- YOUR TASK
Scan the listing below. Report each line that includes "trình".

- INPUT FOR THIS TASK

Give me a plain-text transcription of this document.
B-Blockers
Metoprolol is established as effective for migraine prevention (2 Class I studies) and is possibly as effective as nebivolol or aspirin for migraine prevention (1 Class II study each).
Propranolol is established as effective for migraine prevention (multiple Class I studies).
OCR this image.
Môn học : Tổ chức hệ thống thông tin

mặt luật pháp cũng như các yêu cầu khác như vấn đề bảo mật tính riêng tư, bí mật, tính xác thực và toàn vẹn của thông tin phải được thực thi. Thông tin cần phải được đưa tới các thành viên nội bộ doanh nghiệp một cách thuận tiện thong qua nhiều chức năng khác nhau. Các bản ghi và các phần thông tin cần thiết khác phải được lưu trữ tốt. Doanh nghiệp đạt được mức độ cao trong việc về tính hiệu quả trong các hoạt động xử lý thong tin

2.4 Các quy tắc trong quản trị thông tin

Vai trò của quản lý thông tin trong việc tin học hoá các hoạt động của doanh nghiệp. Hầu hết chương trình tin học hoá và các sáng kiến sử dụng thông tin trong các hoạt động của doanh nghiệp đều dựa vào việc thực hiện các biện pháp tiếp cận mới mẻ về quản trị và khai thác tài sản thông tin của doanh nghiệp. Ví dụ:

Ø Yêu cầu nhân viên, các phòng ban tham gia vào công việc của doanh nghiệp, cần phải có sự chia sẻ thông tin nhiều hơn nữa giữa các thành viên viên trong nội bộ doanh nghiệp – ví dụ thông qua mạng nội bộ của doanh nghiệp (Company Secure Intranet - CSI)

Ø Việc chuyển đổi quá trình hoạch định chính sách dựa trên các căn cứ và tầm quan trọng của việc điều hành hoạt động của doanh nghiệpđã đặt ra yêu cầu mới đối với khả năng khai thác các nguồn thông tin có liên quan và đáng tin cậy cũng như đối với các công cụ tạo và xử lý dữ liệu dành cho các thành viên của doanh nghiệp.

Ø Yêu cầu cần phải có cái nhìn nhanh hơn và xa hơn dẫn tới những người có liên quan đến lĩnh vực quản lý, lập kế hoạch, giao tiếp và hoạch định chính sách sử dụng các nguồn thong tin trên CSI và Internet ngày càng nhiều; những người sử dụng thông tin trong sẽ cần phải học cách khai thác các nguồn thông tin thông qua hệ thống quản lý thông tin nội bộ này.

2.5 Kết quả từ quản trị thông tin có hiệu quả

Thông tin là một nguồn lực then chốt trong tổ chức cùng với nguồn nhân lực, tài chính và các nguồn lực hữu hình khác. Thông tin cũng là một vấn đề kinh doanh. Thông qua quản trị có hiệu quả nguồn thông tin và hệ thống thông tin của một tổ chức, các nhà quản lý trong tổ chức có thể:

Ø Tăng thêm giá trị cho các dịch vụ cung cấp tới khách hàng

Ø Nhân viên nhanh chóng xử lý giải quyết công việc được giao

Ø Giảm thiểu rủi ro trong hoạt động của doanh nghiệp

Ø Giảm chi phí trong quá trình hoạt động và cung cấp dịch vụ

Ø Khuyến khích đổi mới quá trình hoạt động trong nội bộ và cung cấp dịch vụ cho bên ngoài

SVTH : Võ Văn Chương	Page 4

- OUTPUT OF THE EXERCISE
Vai trò của quản lý thông tin trong việc tin học hoá các hoạt động của doanh nghiệp. Hầu hết chương trình tin học hoá và các sáng kiến sử dụng thông tin trong các hoạt động của doanh nghiệp đều dựa vào việc thực hiện các biện pháp tiếp cận mới mẻ về quản trị và khai thác tài sản thông tin của doanh nghiệp. Ví dụ:
Ø Việc chuyển đổi quá trình hoạch định chính sách dựa trên các căn cứ và tầm quan trọng của việc điều hành hoạt động của doanh nghiệpđã đặt ra yêu cầu mới đối với khả năng khai thác các nguồn thông tin có liên quan và đáng tin cậy cũng như đối với các công cụ tạo và xử lý dữ liệu dành cho các thành viên của doanh nghiệp.
Ø Giảm chi phí trong quá trình hoạt động và cung cấp dịch vụ
Ø Khuyến khích đổi mới quá trình hoạt động trong nội bộ và cung cấp dịch vụ cho bên ngoài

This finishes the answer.